-- EXERCISE DIRECTIONS --
Count how many lines mention the word "name". Write that number alone.
::: PROVIDED RECORDS
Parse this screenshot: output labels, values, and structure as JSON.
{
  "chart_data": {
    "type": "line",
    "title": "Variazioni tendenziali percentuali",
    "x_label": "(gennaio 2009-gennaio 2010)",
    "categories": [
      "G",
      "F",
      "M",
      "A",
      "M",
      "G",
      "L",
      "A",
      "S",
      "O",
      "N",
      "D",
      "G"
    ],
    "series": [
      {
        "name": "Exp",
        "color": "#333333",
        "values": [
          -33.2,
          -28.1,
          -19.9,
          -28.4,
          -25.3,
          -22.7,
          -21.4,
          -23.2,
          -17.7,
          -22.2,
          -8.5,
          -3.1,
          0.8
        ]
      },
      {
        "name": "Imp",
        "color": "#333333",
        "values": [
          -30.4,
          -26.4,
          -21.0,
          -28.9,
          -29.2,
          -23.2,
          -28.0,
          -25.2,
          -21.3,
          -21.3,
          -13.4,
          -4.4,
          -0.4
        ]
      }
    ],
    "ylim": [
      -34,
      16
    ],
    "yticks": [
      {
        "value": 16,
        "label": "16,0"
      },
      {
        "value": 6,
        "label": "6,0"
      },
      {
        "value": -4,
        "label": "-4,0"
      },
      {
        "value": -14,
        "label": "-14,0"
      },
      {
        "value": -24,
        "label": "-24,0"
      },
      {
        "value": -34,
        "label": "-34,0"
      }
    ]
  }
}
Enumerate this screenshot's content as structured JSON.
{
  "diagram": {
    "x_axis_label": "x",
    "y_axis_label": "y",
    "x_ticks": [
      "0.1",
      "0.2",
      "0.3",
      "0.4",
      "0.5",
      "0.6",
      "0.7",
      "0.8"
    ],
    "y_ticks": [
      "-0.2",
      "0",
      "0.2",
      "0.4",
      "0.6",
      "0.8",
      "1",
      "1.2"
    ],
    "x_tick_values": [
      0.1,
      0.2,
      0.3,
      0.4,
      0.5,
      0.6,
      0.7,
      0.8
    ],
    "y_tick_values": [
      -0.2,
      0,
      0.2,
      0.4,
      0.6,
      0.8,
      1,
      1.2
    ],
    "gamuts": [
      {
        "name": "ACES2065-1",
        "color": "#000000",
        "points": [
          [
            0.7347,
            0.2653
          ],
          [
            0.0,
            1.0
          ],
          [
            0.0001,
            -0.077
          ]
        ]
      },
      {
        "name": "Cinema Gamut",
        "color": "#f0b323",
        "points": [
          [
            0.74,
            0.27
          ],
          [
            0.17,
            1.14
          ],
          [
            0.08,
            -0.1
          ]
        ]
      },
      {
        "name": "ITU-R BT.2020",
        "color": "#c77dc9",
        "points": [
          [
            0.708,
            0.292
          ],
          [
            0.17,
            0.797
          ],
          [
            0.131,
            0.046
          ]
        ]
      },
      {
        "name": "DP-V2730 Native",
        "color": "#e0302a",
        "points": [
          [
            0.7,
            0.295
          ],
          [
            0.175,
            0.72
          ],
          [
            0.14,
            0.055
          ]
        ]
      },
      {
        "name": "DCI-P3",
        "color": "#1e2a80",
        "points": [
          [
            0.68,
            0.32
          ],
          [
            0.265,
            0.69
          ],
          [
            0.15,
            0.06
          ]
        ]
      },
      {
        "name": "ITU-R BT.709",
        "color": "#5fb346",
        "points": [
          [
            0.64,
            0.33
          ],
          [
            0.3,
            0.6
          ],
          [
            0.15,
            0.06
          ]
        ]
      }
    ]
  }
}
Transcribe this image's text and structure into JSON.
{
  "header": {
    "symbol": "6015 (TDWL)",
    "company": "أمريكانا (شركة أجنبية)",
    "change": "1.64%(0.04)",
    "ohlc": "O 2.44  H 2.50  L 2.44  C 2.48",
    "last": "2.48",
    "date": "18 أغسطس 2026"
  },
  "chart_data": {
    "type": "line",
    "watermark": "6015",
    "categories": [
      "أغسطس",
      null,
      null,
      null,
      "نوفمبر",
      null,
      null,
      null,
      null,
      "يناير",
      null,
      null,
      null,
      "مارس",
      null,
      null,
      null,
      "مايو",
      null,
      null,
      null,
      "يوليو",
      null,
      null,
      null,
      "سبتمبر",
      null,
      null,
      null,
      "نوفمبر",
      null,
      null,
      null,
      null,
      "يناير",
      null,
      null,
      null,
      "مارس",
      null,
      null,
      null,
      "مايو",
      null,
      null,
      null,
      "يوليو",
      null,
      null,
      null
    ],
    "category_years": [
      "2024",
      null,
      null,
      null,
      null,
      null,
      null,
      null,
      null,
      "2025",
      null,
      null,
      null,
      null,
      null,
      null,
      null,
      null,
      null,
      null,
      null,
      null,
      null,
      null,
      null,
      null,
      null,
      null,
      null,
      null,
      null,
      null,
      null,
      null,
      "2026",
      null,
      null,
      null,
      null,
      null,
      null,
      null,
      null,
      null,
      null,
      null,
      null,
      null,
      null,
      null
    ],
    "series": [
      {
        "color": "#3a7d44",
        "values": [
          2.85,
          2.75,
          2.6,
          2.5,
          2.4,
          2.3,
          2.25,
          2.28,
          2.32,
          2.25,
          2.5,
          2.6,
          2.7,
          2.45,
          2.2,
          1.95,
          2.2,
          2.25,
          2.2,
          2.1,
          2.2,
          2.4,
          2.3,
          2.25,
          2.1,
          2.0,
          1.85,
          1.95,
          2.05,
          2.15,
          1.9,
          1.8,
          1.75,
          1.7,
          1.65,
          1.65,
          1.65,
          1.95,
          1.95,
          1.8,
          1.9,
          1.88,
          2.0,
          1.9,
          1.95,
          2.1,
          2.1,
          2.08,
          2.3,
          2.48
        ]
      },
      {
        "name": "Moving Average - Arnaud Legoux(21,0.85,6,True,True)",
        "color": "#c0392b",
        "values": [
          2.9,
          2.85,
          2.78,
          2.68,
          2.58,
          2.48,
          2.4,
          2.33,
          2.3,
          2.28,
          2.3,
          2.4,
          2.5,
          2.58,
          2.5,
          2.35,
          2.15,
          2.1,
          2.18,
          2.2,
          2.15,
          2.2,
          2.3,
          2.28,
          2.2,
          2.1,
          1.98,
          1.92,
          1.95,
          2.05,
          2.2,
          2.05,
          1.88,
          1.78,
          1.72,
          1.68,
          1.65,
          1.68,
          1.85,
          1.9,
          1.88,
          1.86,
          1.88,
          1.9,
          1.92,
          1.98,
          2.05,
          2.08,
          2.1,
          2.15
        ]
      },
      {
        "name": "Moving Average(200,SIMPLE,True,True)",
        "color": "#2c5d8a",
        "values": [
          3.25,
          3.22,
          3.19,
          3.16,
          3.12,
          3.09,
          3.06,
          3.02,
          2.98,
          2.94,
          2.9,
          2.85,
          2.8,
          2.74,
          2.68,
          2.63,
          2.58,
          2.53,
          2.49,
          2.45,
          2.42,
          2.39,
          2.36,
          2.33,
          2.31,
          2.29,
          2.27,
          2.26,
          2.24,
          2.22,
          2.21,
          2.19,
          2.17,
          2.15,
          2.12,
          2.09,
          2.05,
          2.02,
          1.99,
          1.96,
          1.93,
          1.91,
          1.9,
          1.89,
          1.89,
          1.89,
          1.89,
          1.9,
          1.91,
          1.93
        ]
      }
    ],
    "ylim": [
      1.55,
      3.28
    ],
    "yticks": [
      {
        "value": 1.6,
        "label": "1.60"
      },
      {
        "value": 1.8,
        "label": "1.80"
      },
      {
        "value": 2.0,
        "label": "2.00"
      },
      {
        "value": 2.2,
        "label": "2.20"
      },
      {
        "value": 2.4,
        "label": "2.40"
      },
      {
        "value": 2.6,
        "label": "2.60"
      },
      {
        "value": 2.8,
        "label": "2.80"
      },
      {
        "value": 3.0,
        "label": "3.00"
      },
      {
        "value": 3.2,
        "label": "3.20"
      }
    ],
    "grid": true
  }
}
::::::
-- TASK RESPONSE --
10